--- Begin GIVEN INFORMATION ---

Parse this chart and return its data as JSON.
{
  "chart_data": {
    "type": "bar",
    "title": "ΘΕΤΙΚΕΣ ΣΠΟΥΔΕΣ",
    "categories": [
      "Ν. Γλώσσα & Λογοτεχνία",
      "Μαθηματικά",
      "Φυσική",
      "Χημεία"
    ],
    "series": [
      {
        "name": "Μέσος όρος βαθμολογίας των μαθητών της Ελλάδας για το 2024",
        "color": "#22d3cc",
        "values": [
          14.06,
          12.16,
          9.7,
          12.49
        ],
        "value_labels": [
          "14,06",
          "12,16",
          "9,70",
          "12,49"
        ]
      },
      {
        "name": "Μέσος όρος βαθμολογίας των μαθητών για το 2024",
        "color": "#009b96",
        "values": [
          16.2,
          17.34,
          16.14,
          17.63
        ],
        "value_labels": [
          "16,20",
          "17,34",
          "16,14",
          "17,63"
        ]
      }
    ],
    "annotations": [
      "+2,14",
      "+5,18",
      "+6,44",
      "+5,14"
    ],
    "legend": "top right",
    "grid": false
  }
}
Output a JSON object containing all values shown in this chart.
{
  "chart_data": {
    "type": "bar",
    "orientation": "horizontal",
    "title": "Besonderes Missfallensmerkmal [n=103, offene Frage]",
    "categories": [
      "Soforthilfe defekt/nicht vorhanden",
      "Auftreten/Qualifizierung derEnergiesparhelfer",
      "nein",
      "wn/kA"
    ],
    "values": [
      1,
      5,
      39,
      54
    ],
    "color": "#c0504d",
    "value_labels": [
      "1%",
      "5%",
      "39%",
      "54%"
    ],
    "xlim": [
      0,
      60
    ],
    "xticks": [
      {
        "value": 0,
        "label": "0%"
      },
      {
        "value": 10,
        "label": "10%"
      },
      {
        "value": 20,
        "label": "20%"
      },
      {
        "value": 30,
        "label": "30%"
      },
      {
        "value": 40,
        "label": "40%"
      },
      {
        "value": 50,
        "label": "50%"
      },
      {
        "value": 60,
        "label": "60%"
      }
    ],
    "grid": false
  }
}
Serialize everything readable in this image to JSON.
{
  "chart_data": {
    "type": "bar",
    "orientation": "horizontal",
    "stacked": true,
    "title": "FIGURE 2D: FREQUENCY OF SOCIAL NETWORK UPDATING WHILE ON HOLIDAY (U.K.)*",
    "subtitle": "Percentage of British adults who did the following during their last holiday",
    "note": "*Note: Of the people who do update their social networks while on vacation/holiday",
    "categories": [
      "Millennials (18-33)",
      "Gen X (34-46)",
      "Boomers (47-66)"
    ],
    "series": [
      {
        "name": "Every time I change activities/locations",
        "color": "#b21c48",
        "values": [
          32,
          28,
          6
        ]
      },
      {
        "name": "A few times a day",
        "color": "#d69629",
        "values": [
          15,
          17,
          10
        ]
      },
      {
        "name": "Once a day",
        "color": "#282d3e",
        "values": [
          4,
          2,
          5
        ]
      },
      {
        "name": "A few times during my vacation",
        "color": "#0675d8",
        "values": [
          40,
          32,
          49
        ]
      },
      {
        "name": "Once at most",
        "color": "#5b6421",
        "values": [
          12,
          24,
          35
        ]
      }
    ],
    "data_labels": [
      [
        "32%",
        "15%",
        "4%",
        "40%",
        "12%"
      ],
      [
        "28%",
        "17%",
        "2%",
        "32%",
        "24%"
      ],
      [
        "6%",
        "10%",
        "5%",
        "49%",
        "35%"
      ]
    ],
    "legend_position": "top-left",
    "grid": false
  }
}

--- End GIVEN INFORMATION ---

> WHAT YOU HAVE TO DO
The records above should be duplicated in full, exactly as given.

> EXERCISE RESULT
Parse this chart and return its data as JSON.
{
  "chart_data": {
    "type": "bar",
    "title": "ΘΕΤΙΚΕΣ ΣΠΟΥΔΕΣ",
    "categories": [
      "Ν. Γλώσσα & Λογοτεχνία",
      "Μαθηματικά",
      "Φυσική",
      "Χημεία"
    ],
    "series": [
      {
        "name": "Μέσος όρος βαθμολογίας των μαθητών της Ελλάδας για το 2024",
        "color": "#22d3cc",
        "values": [
          14.06,
          12.16,
          9.7,
          12.49
        ],
        "value_labels": [
          "14,06",
          "12,16",
          "9,70",
          "12,49"
        ]
      },
      {
        "name": "Μέσος όρος βαθμολογίας των μαθητών για το 2024",
        "color": "#009b96",
        "values": [
          16.2,
          17.34,
          16.14,
          17.63
        ],
        "value_labels": [
          "16,20",
          "17,34",
          "16,14",
          "17,63"
        ]
      }
    ],
    "annotations": [
      "+2,14",
      "+5,18",
      "+6,44",
      "+5,14"
    ],
    "legend": "top right",
    "grid": false
  }
}
Output a JSON object containing all values shown in this chart.
{
  "chart_data": {
    "type": "bar",
    "orientation": "horizontal",
    "title": "Besonderes Missfallensmerkmal [n=103, offene Frage]",
    "categories": [
      "Soforthilfe defekt/nicht vorhanden",
      "Auftreten/Qualifizierung derEnergiesparhelfer",
      "nein",
      "wn/kA"
    ],
    "values": [
      1,
      5,
      39,
      54
    ],
    "color": "#c0504d",
    "value_labels": [
      "1%",
      "5%",
      "39%",
      "54%"
    ],
    "xlim": [
      0,
      60
    ],
    "xticks": [
      {
        "value": 0,
        "label": "0%"
      },
      {
        "value": 10,
        "label": "10%"
      },
      {
        "value": 20,
        "label": "20%"
      },
      {
        "value": 30,
        "label": "30%"
      },
      {
        "value": 40,
        "label": "40%"
      },
      {
        "value": 50,
        "label": "50%"
      },
      {
        "value": 60,
        "label": "60%"
      }
    ],
    "grid": false
  }
}
Serialize everything readable in this image to JSON.
{
  "chart_data": {
    "type": "bar",
    "orientation": "horizontal",
    "stacked": true,
    "title": "FIGURE 2D: FREQUENCY OF SOCIAL NETWORK UPDATING WHILE ON HOLIDAY (U.K.)*",
    "subtitle": "Percentage of British adults who did the following during their last holiday",
    "note": "*Note: Of the people who do update their social networks while on vacation/holiday",
    "categories": [
      "Millennials (18-33)",
      "Gen X (34-46)",
      "Boomers (47-66)"
    ],
    "series": [
      {
        "name": "Every time I change activities/locations",
        "color": "#b21c48",
        "values": [
          32,
          28,
          6
        ]
      },
      {
        "name": "A few times a day",
        "color": "#d69629",
        "values": [
          15,
          17,
          10
        ]
      },
      {
        "name": "Once a day",
        "color": "#282d3e",
        "values": [
          4,
          2,
          5
        ]
      },
      {
        "name": "A few times during my vacation",
        "color": "#0675d8",
        "values": [
          40,
          32,
          49
        ]
      },
      {
        "name": "Once at most",
        "color": "#5b6421",
        "values": [
          12,
          24,
          35
        ]
      }
    ],
    "data_labels": [
      [
        "32%",
        "15%",
        "4%",
        "40%",
        "12%"
      ],
      [
        "28%",
        "17%",
        "2%",
        "32%",
        "24%"
      ],
      [
        "6%",
        "10%",
        "5%",
        "49%",
        "35%"
      ]
    ],
    "legend_position": "top-left",
    "grid": false
  }
}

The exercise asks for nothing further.